(Saved entries)
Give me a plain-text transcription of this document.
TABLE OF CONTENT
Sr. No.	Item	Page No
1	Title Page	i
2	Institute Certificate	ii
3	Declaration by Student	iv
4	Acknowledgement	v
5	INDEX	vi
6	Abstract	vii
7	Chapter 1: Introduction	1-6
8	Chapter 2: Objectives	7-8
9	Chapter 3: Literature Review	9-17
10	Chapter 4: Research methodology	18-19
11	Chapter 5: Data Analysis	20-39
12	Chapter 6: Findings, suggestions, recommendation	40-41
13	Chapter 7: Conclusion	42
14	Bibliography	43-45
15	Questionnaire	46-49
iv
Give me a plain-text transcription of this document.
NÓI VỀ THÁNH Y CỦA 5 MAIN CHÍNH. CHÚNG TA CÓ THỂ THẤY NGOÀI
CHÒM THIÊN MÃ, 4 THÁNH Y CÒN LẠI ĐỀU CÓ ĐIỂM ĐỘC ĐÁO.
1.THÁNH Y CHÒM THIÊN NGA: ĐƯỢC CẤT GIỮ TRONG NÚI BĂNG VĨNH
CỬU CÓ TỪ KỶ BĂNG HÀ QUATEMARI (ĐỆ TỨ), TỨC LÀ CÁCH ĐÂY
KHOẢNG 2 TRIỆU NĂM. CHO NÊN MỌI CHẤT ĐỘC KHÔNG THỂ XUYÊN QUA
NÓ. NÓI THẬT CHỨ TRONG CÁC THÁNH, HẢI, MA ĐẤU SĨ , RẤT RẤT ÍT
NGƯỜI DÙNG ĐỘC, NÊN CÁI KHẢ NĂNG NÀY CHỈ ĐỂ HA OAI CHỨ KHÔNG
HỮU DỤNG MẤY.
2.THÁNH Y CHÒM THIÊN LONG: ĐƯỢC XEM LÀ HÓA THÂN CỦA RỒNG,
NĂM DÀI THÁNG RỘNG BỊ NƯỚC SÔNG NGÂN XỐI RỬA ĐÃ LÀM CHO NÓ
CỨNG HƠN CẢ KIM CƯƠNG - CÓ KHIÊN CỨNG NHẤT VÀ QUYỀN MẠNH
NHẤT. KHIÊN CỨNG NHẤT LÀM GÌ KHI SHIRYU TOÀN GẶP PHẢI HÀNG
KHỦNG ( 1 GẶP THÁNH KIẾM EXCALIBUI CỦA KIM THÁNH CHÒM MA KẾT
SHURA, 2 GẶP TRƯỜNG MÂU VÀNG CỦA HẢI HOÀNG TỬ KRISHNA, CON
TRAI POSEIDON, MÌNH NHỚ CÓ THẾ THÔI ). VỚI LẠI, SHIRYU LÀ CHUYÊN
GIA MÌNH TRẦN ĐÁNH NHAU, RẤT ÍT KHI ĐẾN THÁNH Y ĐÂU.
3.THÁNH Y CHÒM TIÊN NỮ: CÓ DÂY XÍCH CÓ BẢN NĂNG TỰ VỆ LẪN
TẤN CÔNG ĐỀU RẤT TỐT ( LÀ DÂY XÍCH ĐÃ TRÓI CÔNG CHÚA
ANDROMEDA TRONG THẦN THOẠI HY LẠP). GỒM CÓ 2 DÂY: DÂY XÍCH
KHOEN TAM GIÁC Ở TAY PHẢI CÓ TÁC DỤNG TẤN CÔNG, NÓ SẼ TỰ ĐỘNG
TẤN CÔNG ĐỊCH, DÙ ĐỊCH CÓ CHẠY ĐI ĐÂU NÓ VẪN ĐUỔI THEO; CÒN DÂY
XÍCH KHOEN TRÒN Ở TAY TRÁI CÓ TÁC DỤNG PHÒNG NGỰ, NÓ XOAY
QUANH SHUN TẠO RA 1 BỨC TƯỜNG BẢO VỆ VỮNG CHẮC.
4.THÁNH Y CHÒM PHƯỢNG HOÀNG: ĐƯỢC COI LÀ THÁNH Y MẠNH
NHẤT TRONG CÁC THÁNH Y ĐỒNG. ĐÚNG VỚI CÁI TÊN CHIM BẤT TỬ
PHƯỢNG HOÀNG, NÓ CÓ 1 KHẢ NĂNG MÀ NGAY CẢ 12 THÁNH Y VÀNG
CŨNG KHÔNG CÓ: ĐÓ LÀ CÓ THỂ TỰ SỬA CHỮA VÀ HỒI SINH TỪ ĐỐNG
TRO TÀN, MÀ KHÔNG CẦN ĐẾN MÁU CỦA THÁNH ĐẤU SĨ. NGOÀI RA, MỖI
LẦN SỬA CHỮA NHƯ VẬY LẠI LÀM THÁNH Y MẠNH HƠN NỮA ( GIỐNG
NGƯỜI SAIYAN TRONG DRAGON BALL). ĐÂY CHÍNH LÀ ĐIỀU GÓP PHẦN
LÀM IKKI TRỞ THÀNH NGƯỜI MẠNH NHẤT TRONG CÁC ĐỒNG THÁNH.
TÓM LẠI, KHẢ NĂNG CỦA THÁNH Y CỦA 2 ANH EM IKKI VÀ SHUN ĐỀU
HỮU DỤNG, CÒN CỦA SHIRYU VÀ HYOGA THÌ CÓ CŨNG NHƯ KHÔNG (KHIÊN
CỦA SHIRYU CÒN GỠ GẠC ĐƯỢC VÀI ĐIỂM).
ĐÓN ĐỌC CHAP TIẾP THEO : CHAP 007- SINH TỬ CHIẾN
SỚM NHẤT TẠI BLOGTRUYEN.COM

◆ Stated goal: Reproduce the data, keeping every line exactly the same.

◆ Solved exercise:
Give me a plain-text transcription of this document.
TABLE OF CONTENT
Sr. No.	Item	Page No
1	Title Page	i
2	Institute Certificate	ii
3	Declaration by Student	iv
4	Acknowledgement	v
5	INDEX	vi
6	Abstract	vii
7	Chapter 1: Introduction	1-6
8	Chapter 2: Objectives	7-8
9	Chapter 3: Literature Review	9-17
10	Chapter 4: Research methodology	18-19
11	Chapter 5: Data Analysis	20-39
12	Chapter 6: Findings, suggestions, recommendation	40-41
13	Chapter 7: Conclusion	42
14	Bibliography	43-45
15	Questionnaire	46-49
iv
Give me a plain-text transcription of this document.
NÓI VỀ THÁNH Y CỦA 5 MAIN CHÍNH. CHÚNG TA CÓ THỂ THẤY NGOÀI
CHÒM THIÊN MÃ, 4 THÁNH Y CÒN LẠI ĐỀU CÓ ĐIỂM ĐỘC ĐÁO.
1.THÁNH Y CHÒM THIÊN NGA: ĐƯỢC CẤT GIỮ TRONG NÚI BĂNG VĨNH
CỬU CÓ TỪ KỶ BĂNG HÀ QUATEMARI (ĐỆ TỨ), TỨC LÀ CÁCH ĐÂY
KHOẢNG 2 TRIỆU NĂM. CHO NÊN MỌI CHẤT ĐỘC KHÔNG THỂ XUYÊN QUA
NÓ. NÓI THẬT CHỨ TRONG CÁC THÁNH, HẢI, MA ĐẤU SĨ , RẤT RẤT ÍT
NGƯỜI DÙNG ĐỘC, NÊN CÁI KHẢ NĂNG NÀY CHỈ ĐỂ HA OAI CHỨ KHÔNG
HỮU DỤNG MẤY.
2.THÁNH Y CHÒM THIÊN LONG: ĐƯỢC XEM LÀ HÓA THÂN CỦA RỒNG,
NĂM DÀI THÁNG RỘNG BỊ NƯỚC SÔNG NGÂN XỐI RỬA ĐÃ LÀM CHO NÓ
CỨNG HƠN CẢ KIM CƯƠNG - CÓ KHIÊN CỨNG NHẤT VÀ QUYỀN MẠNH
NHẤT. KHIÊN CỨNG NHẤT LÀM GÌ KHI SHIRYU TOÀN GẶP PHẢI HÀNG
KHỦNG ( 1 GẶP THÁNH KIẾM EXCALIBUI CỦA KIM THÁNH CHÒM MA KẾT
SHURA, 2 GẶP TRƯỜNG MÂU VÀNG CỦA HẢI HOÀNG TỬ KRISHNA, CON
TRAI POSEIDON, MÌNH NHỚ CÓ THẾ THÔI ). VỚI LẠI, SHIRYU LÀ CHUYÊN
GIA MÌNH TRẦN ĐÁNH NHAU, RẤT ÍT KHI ĐẾN THÁNH Y ĐÂU.
3.THÁNH Y CHÒM TIÊN NỮ: CÓ DÂY XÍCH CÓ BẢN NĂNG TỰ VỆ LẪN
TẤN CÔNG ĐỀU RẤT TỐT ( LÀ DÂY XÍCH ĐÃ TRÓI CÔNG CHÚA
ANDROMEDA TRONG THẦN THOẠI HY LẠP). GỒM CÓ 2 DÂY: DÂY XÍCH
KHOEN TAM GIÁC Ở TAY PHẢI CÓ TÁC DỤNG TẤN CÔNG, NÓ SẼ TỰ ĐỘNG
TẤN CÔNG ĐỊCH, DÙ ĐỊCH CÓ CHẠY ĐI ĐÂU NÓ VẪN ĐUỔI THEO; CÒN DÂY
XÍCH KHOEN TRÒN Ở TAY TRÁI CÓ TÁC DỤNG PHÒNG NGỰ, NÓ XOAY
QUANH SHUN TẠO RA 1 BỨC TƯỜNG BẢO VỆ VỮNG CHẮC.
4.THÁNH Y CHÒM PHƯỢNG HOÀNG: ĐƯỢC COI LÀ THÁNH Y MẠNH
NHẤT TRONG CÁC THÁNH Y ĐỒNG. ĐÚNG VỚI CÁI TÊN CHIM BẤT TỬ
PHƯỢNG HOÀNG, NÓ CÓ 1 KHẢ NĂNG MÀ NGAY CẢ 12 THÁNH Y VÀNG
CŨNG KHÔNG CÓ: ĐÓ LÀ CÓ THỂ TỰ SỬA CHỮA VÀ HỒI SINH TỪ ĐỐNG
TRO TÀN, MÀ KHÔNG CẦN ĐẾN MÁU CỦA THÁNH ĐẤU SĨ. NGOÀI RA, MỖI
LẦN SỬA CHỮA NHƯ VẬY LẠI LÀM THÁNH Y MẠNH HƠN NỮA ( GIỐNG
NGƯỜI SAIYAN TRONG DRAGON BALL). ĐÂY CHÍNH LÀ ĐIỀU GÓP PHẦN
LÀM IKKI TRỞ THÀNH NGƯỜI MẠNH NHẤT TRONG CÁC ĐỒNG THÁNH.
TÓM LẠI, KHẢ NĂNG CỦA THÁNH Y CỦA 2 ANH EM IKKI VÀ SHUN ĐỀU
HỮU DỤNG, CÒN CỦA SHIRYU VÀ HYOGA THÌ CÓ CŨNG NHƯ KHÔNG (KHIÊN
CỦA SHIRYU CÒN GỠ GẠC ĐƯỢC VÀI ĐIỂM).
ĐÓN ĐỌC CHAP TIẾP THEO : CHAP 007- SINH TỬ CHIẾN
SỚM NHẤT TẠI BLOGTRUYEN.COM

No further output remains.